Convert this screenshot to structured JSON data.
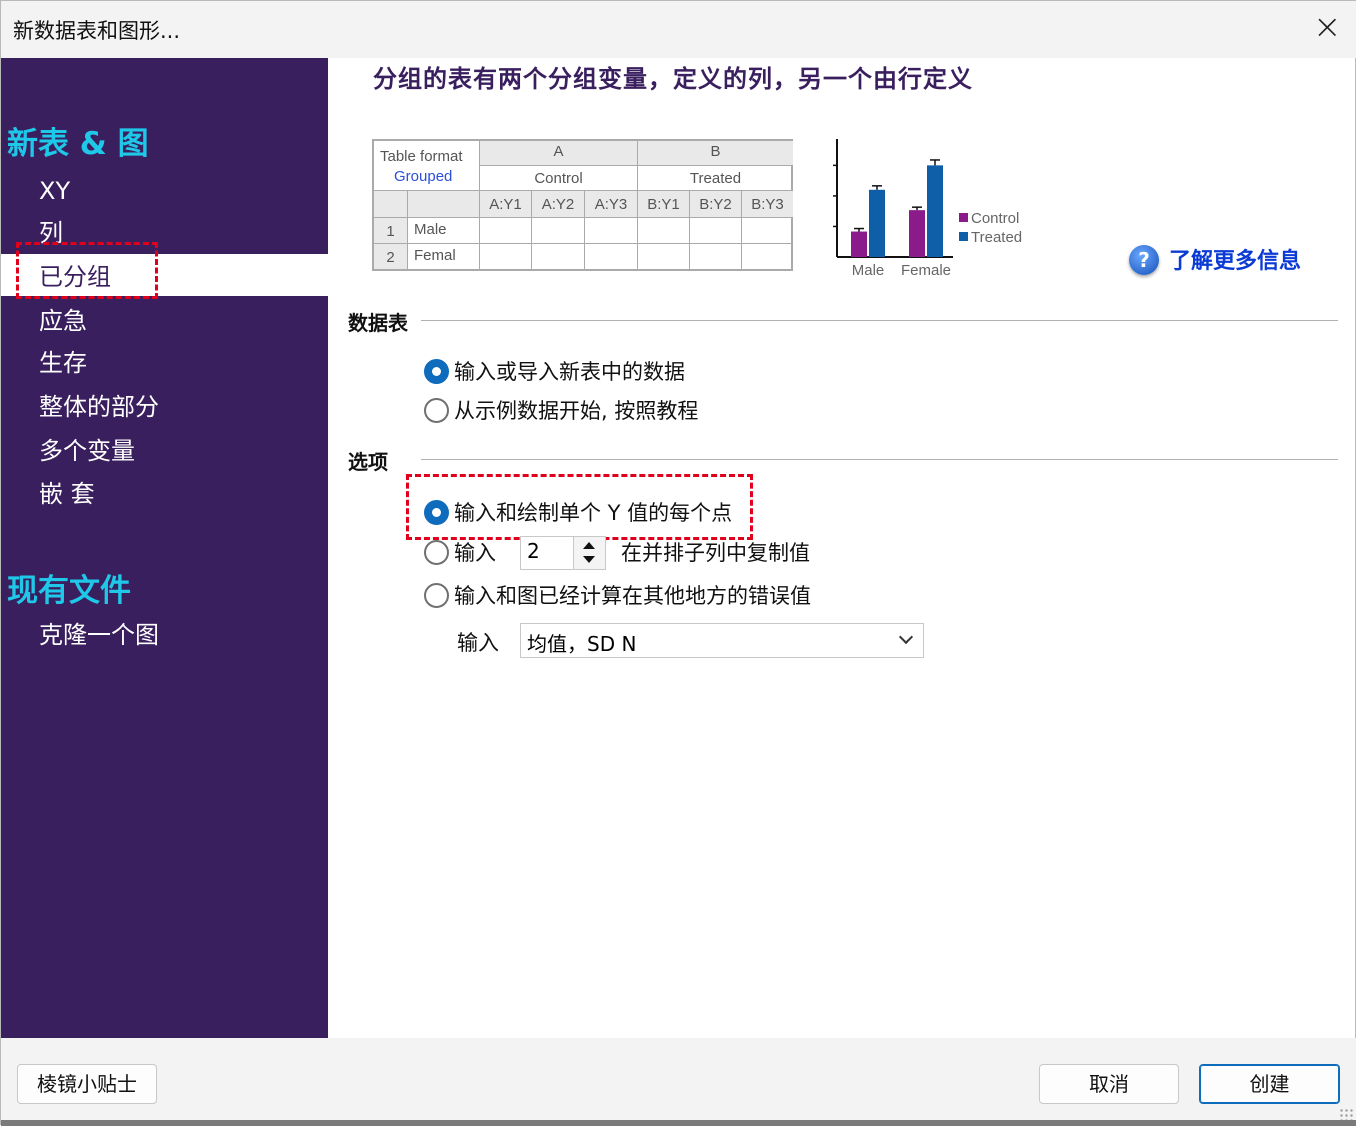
{
  "window": {
    "title": "新数据表和图形...",
    "close_icon": "×"
  },
  "sidebar": {
    "section_new": "新表 & 图",
    "items": [
      "XY",
      "列",
      "已分组",
      "应急",
      "生存",
      "整体的部分",
      "多个变量",
      "嵌 套"
    ],
    "selected_item": "已分组",
    "section_existing": "现有文件",
    "existing_items": [
      "克隆一个图"
    ]
  },
  "main": {
    "heading": "分组的表有两个分组变量，定义的列，另一个由行定义",
    "preview_table": {
      "corner_title": "Table format",
      "corner_subtitle": "Grouped",
      "group_a": "A",
      "group_b": "B",
      "group_a_name": "Control",
      "group_b_name": "Treated",
      "sub_columns": [
        "A:Y1",
        "A:Y2",
        "A:Y3",
        "B:Y1",
        "B:Y2",
        "B:Y3"
      ],
      "row_numbers": [
        "1",
        "2"
      ],
      "row_labels": [
        "Male",
        "Femal"
      ]
    },
    "help_link": "了解更多信息",
    "data_table_section": {
      "label": "数据表",
      "options": [
        "输入或导入新表中的数据",
        "从示例数据开始, 按照教程"
      ],
      "selected": 0
    },
    "options_section": {
      "label": "选项",
      "option_single": "输入和绘制单个 Y 值的每个点",
      "option_replicate_prefix": "输入",
      "replicate_count": "2",
      "option_replicate_suffix": "在并排子列中复制值",
      "option_error": "输入和图已经计算在其他地方的错误值",
      "error_input_label": "输入",
      "error_format": "均值，SD N",
      "selected": 0
    }
  },
  "footer": {
    "tips_button": "棱镜小贴士",
    "cancel_button": "取消",
    "create_button": "创建"
  },
  "colors": {
    "sidebar_bg": "#3a1f5e",
    "sidebar_heading": "#1fc8e8",
    "control": "#8b1a8b",
    "treated": "#0f5fa8",
    "highlight": "#e0001b"
  },
  "chart_data": {
    "type": "bar",
    "categories": [
      "Male",
      "Female"
    ],
    "series": [
      {
        "name": "Control",
        "values": [
          25,
          46
        ]
      },
      {
        "name": "Treated",
        "values": [
          66,
          90
        ]
      }
    ],
    "ylim": [
      0,
      110
    ],
    "legend": "right",
    "error_bars": true
  }
}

▸ Required task: Omit the pictures, then quote the rest of the material above exactly.

▸ Task response:
Convert this screenshot to structured JSON data.
{
  "window": {
    "title": "新数据表和图形...",
    "close_icon": "×"
  },
  "sidebar": {
    "section_new": "新表 & 图",
    "items": [
      "XY",
      "列",
      "已分组",
      "应急",
      "生存",
      "整体的部分",
      "多个变量",
      "嵌 套"
    ],
    "selected_item": "已分组",
    "section_existing": "现有文件",
    "existing_items": [
      "克隆一个图"
    ]
  },
  "main": {
    "heading": "分组的表有两个分组变量，定义的列，另一个由行定义",
    "preview_table": {
      "corner_title": "Table format",
      "corner_subtitle": "Grouped",
      "group_a": "A",
      "group_b": "B",
      "group_a_name": "Control",
      "group_b_name": "Treated",
      "sub_columns": [
        "A:Y1",
        "A:Y2",
        "A:Y3",
        "B:Y1",
        "B:Y2",
        "B:Y3"
      ],
      "row_numbers": [
        "1",
        "2"
      ],
      "row_labels": [
        "Male",
        "Femal"
      ]
    },
    "help_link": "了解更多信息",
    "data_table_section": {
      "label": "数据表",
      "options": [
        "输入或导入新表中的数据",
        "从示例数据开始, 按照教程"
      ],
      "selected": 0
    },
    "options_section": {
      "label": "选项",
      "option_single": "输入和绘制单个 Y 值的每个点",
      "option_replicate_prefix": "输入",
      "replicate_count": "2",
      "option_replicate_suffix": "在并排子列中复制值",
      "option_error": "输入和图已经计算在其他地方的错误值",
      "error_input_label": "输入",
      "error_format": "均值，SD N",
      "selected": 0
    }
  },
  "footer": {
    "tips_button": "棱镜小贴士",
    "cancel_button": "取消",
    "create_button": "创建"
  },
  "colors": {
    "sidebar_bg": "#3a1f5e",
    "sidebar_heading": "#1fc8e8",
    "control": "#8b1a8b",
    "treated": "#0f5fa8",
    "highlight": "#e0001b"
  },
  "chart_data": {
    "type": "bar",
    "categories": [
      "Male",
      "Female"
    ],
    "series": [
      {
        "name": "Control",
        "values": [
          25,
          46
        ]
      },
      {
        "name": "Treated",
        "values": [
          66,
          90
        ]
      }
    ],
    "ylim": [
      0,
      110
    ],
    "legend": "right",
    "error_bars": true
  }
}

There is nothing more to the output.